(Stored data)
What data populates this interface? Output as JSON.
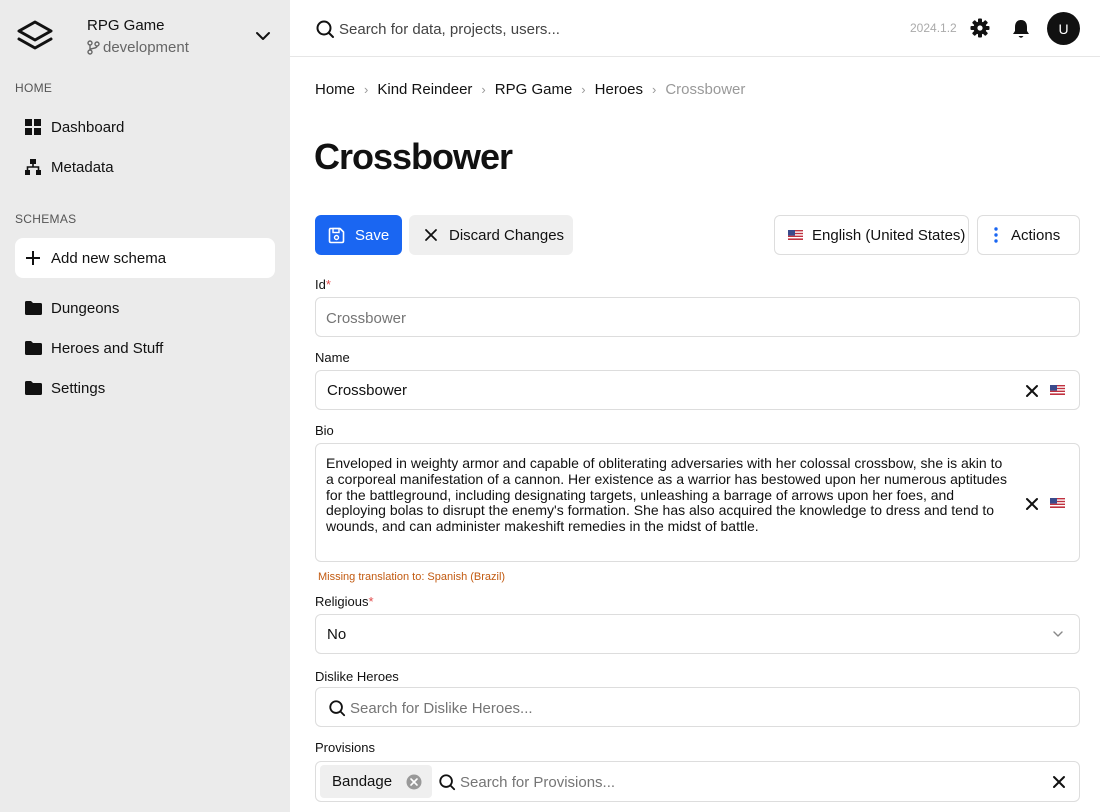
{
  "project": {
    "name": "RPG Game",
    "branch": "development"
  },
  "sidebar": {
    "home_label": "HOME",
    "home_items": [
      {
        "label": "Dashboard",
        "icon": "grid-icon"
      },
      {
        "label": "Metadata",
        "icon": "hierarchy-icon"
      }
    ],
    "schemas_label": "SCHEMAS",
    "add_schema": "Add new schema",
    "schema_items": [
      {
        "label": "Dungeons",
        "icon": "folder-icon"
      },
      {
        "label": "Heroes and Stuff",
        "icon": "folder-icon"
      },
      {
        "label": "Settings",
        "icon": "folder-icon"
      }
    ]
  },
  "header": {
    "search_placeholder": "Search for data, projects, users...",
    "version": "2024.1.2",
    "avatar_initial": "U"
  },
  "breadcrumbs": [
    "Home",
    "Kind Reindeer",
    "RPG Game",
    "Heroes",
    "Crossbower"
  ],
  "page": {
    "title": "Crossbower"
  },
  "toolbar": {
    "save": "Save",
    "discard": "Discard Changes",
    "language": "English (United States)",
    "actions": "Actions"
  },
  "fields": {
    "id": {
      "label": "Id",
      "required_mark": "*",
      "placeholder": "Crossbower"
    },
    "name": {
      "label": "Name",
      "value": "Crossbower"
    },
    "bio": {
      "label": "Bio",
      "value": "Enveloped in weighty armor and capable of obliterating adversaries with her colossal crossbow, she is akin to a corporeal manifestation of a cannon. Her existence as a warrior has bestowed upon her numerous aptitudes for the battleground, including designating targets, unleashing a barrage of arrows upon her foes, and deploying bolas to disrupt the enemy's formation. She has also acquired the knowledge to dress and tend to wounds, and can administer makeshift remedies in the midst of battle.",
      "warning": "Missing translation to: Spanish (Brazil)"
    },
    "religious": {
      "label": "Religious",
      "required_mark": "*",
      "value": "No"
    },
    "dislike_heroes": {
      "label": "Dislike Heroes",
      "placeholder": "Search for Dislike Heroes..."
    },
    "provisions": {
      "label": "Provisions",
      "tags": [
        "Bandage"
      ],
      "placeholder": "Search for Provisions..."
    }
  },
  "colors": {
    "accent": "#1a66f2",
    "sidebar_bg": "#ebebeb",
    "warning": "#c25a10",
    "required": "#e14a4a"
  }
}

● **Given problem**: Retype every record above exactly as written, but leave out the pictures.

● **Solved exercise**:
What data populates this interface? Output as JSON.
{
  "project": {
    "name": "RPG Game",
    "branch": "development"
  },
  "sidebar": {
    "home_label": "HOME",
    "home_items": [
      {
        "label": "Dashboard",
        "icon": "grid-icon"
      },
      {
        "label": "Metadata",
        "icon": "hierarchy-icon"
      }
    ],
    "schemas_label": "SCHEMAS",
    "add_schema": "Add new schema",
    "schema_items": [
      {
        "label": "Dungeons",
        "icon": "folder-icon"
      },
      {
        "label": "Heroes and Stuff",
        "icon": "folder-icon"
      },
      {
        "label": "Settings",
        "icon": "folder-icon"
      }
    ]
  },
  "header": {
    "search_placeholder": "Search for data, projects, users...",
    "version": "2024.1.2",
    "avatar_initial": "U"
  },
  "breadcrumbs": [
    "Home",
    "Kind Reindeer",
    "RPG Game",
    "Heroes",
    "Crossbower"
  ],
  "page": {
    "title": "Crossbower"
  },
  "toolbar": {
    "save": "Save",
    "discard": "Discard Changes",
    "language": "English (United States)",
    "actions": "Actions"
  },
  "fields": {
    "id": {
      "label": "Id",
      "required_mark": "*",
      "placeholder": "Crossbower"
    },
    "name": {
      "label": "Name",
      "value": "Crossbower"
    },
    "bio": {
      "label": "Bio",
      "value": "Enveloped in weighty armor and capable of obliterating adversaries with her colossal crossbow, she is akin to a corporeal manifestation of a cannon. Her existence as a warrior has bestowed upon her numerous aptitudes for the battleground, including designating targets, unleashing a barrage of arrows upon her foes, and deploying bolas to disrupt the enemy's formation. She has also acquired the knowledge to dress and tend to wounds, and can administer makeshift remedies in the midst of battle.",
      "warning": "Missing translation to: Spanish (Brazil)"
    },
    "religious": {
      "label": "Religious",
      "required_mark": "*",
      "value": "No"
    },
    "dislike_heroes": {
      "label": "Dislike Heroes",
      "placeholder": "Search for Dislike Heroes..."
    },
    "provisions": {
      "label": "Provisions",
      "tags": [
        "Bandage"
      ],
      "placeholder": "Search for Provisions..."
    }
  },
  "colors": {
    "accent": "#1a66f2",
    "sidebar_bg": "#ebebeb",
    "warning": "#c25a10",
    "required": "#e14a4a"
  }
}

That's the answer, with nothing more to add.